- STATED PROBLEM -
Go through the material below and copy each line where the word "JSON" appears.

- INFORMATION SHOWN -
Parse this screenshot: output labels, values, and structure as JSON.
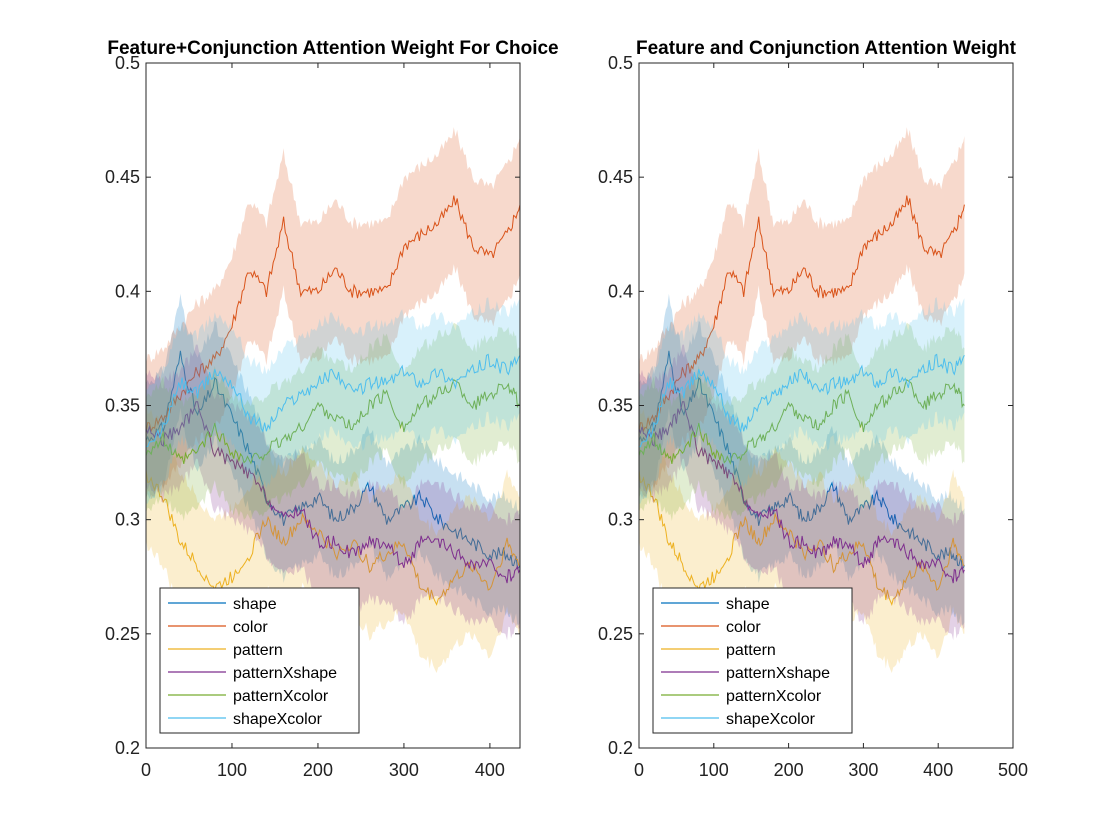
{
  "chart_data": [
    {
      "type": "line",
      "title": "Feature+Conjunction Attention Weight For Choice",
      "xlabel": "",
      "ylabel": "",
      "xlim": [
        0,
        435
      ],
      "ylim": [
        0.2,
        0.5
      ],
      "xticks": [
        0,
        100,
        200,
        300,
        400
      ],
      "yticks": [
        0.2,
        0.25,
        0.3,
        0.35,
        0.4,
        0.45,
        0.5
      ],
      "grid": false,
      "legend_position": "bottom-left",
      "shaded_band": true,
      "x": [
        0,
        20,
        40,
        60,
        80,
        100,
        120,
        140,
        160,
        180,
        200,
        220,
        240,
        260,
        280,
        300,
        320,
        340,
        360,
        380,
        400,
        420,
        435
      ],
      "series": [
        {
          "name": "shape",
          "color": "#0072BD",
          "band": 0.025,
          "values": [
            0.335,
            0.34,
            0.372,
            0.345,
            0.36,
            0.345,
            0.33,
            0.31,
            0.3,
            0.305,
            0.31,
            0.3,
            0.305,
            0.315,
            0.3,
            0.305,
            0.31,
            0.3,
            0.295,
            0.29,
            0.285,
            0.285,
            0.28
          ]
        },
        {
          "name": "color",
          "color": "#D95319",
          "band": 0.03,
          "values": [
            0.34,
            0.345,
            0.355,
            0.365,
            0.37,
            0.385,
            0.41,
            0.4,
            0.43,
            0.4,
            0.4,
            0.41,
            0.4,
            0.4,
            0.4,
            0.42,
            0.425,
            0.43,
            0.44,
            0.42,
            0.415,
            0.425,
            0.438
          ]
        },
        {
          "name": "pattern",
          "color": "#EDB120",
          "band": 0.03,
          "values": [
            0.32,
            0.31,
            0.29,
            0.28,
            0.27,
            0.275,
            0.285,
            0.3,
            0.29,
            0.3,
            0.295,
            0.285,
            0.29,
            0.28,
            0.285,
            0.29,
            0.27,
            0.265,
            0.275,
            0.28,
            0.27,
            0.29,
            0.28
          ]
        },
        {
          "name": "patternXshape",
          "color": "#7E2F8E",
          "band": 0.025,
          "values": [
            0.34,
            0.335,
            0.34,
            0.35,
            0.33,
            0.325,
            0.32,
            0.31,
            0.3,
            0.305,
            0.29,
            0.29,
            0.285,
            0.29,
            0.29,
            0.28,
            0.29,
            0.29,
            0.285,
            0.28,
            0.28,
            0.275,
            0.278
          ]
        },
        {
          "name": "patternXcolor",
          "color": "#77AC30",
          "band": 0.025,
          "values": [
            0.33,
            0.335,
            0.325,
            0.33,
            0.34,
            0.33,
            0.325,
            0.33,
            0.335,
            0.34,
            0.35,
            0.345,
            0.34,
            0.35,
            0.355,
            0.34,
            0.35,
            0.355,
            0.36,
            0.35,
            0.355,
            0.36,
            0.35
          ]
        },
        {
          "name": "shapeXcolor",
          "color": "#4DBEEE",
          "band": 0.025,
          "values": [
            0.33,
            0.34,
            0.36,
            0.355,
            0.365,
            0.36,
            0.345,
            0.34,
            0.35,
            0.355,
            0.36,
            0.365,
            0.355,
            0.36,
            0.36,
            0.365,
            0.36,
            0.365,
            0.36,
            0.365,
            0.37,
            0.365,
            0.372
          ]
        }
      ]
    },
    {
      "type": "line",
      "title": "Feature and Conjunction Attention Weight",
      "xlabel": "",
      "ylabel": "",
      "xlim": [
        0,
        500
      ],
      "ylim": [
        0.2,
        0.5
      ],
      "xticks": [
        0,
        100,
        200,
        300,
        400,
        500
      ],
      "yticks": [
        0.2,
        0.25,
        0.3,
        0.35,
        0.4,
        0.45,
        0.5
      ],
      "grid": false,
      "legend_position": "bottom-left",
      "shaded_band": true,
      "x": [
        0,
        20,
        40,
        60,
        80,
        100,
        120,
        140,
        160,
        180,
        200,
        220,
        240,
        260,
        280,
        300,
        320,
        340,
        360,
        380,
        400,
        420,
        435
      ],
      "series": [
        {
          "name": "shape",
          "color": "#0072BD",
          "band": 0.025,
          "values": [
            0.335,
            0.34,
            0.372,
            0.345,
            0.36,
            0.345,
            0.33,
            0.31,
            0.3,
            0.305,
            0.31,
            0.3,
            0.305,
            0.315,
            0.3,
            0.305,
            0.31,
            0.3,
            0.295,
            0.29,
            0.285,
            0.285,
            0.28
          ]
        },
        {
          "name": "color",
          "color": "#D95319",
          "band": 0.03,
          "values": [
            0.34,
            0.345,
            0.355,
            0.365,
            0.37,
            0.385,
            0.41,
            0.4,
            0.43,
            0.4,
            0.4,
            0.41,
            0.4,
            0.4,
            0.4,
            0.42,
            0.425,
            0.43,
            0.44,
            0.42,
            0.415,
            0.425,
            0.438
          ]
        },
        {
          "name": "pattern",
          "color": "#EDB120",
          "band": 0.03,
          "values": [
            0.32,
            0.31,
            0.29,
            0.28,
            0.27,
            0.275,
            0.285,
            0.3,
            0.29,
            0.3,
            0.295,
            0.285,
            0.29,
            0.28,
            0.285,
            0.29,
            0.27,
            0.265,
            0.275,
            0.28,
            0.27,
            0.29,
            0.28
          ]
        },
        {
          "name": "patternXshape",
          "color": "#7E2F8E",
          "band": 0.025,
          "values": [
            0.34,
            0.335,
            0.34,
            0.35,
            0.33,
            0.325,
            0.32,
            0.31,
            0.3,
            0.305,
            0.29,
            0.29,
            0.285,
            0.29,
            0.29,
            0.28,
            0.29,
            0.29,
            0.285,
            0.28,
            0.28,
            0.275,
            0.278
          ]
        },
        {
          "name": "patternXcolor",
          "color": "#77AC30",
          "band": 0.025,
          "values": [
            0.33,
            0.335,
            0.325,
            0.33,
            0.34,
            0.33,
            0.325,
            0.33,
            0.335,
            0.34,
            0.35,
            0.345,
            0.34,
            0.35,
            0.355,
            0.34,
            0.35,
            0.355,
            0.36,
            0.35,
            0.355,
            0.36,
            0.35
          ]
        },
        {
          "name": "shapeXcolor",
          "color": "#4DBEEE",
          "band": 0.025,
          "values": [
            0.33,
            0.34,
            0.36,
            0.355,
            0.365,
            0.36,
            0.345,
            0.34,
            0.35,
            0.355,
            0.36,
            0.365,
            0.355,
            0.36,
            0.36,
            0.365,
            0.36,
            0.365,
            0.36,
            0.365,
            0.37,
            0.365,
            0.372
          ]
        }
      ]
    }
  ]
}
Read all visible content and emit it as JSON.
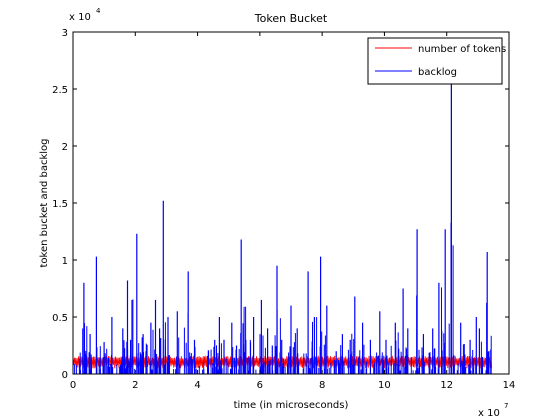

- RESPONSE TO THIS EXERCISE -
Parse this screenshot: output labels, values, and structure as JSON.
Read all visible content and emit it as JSON.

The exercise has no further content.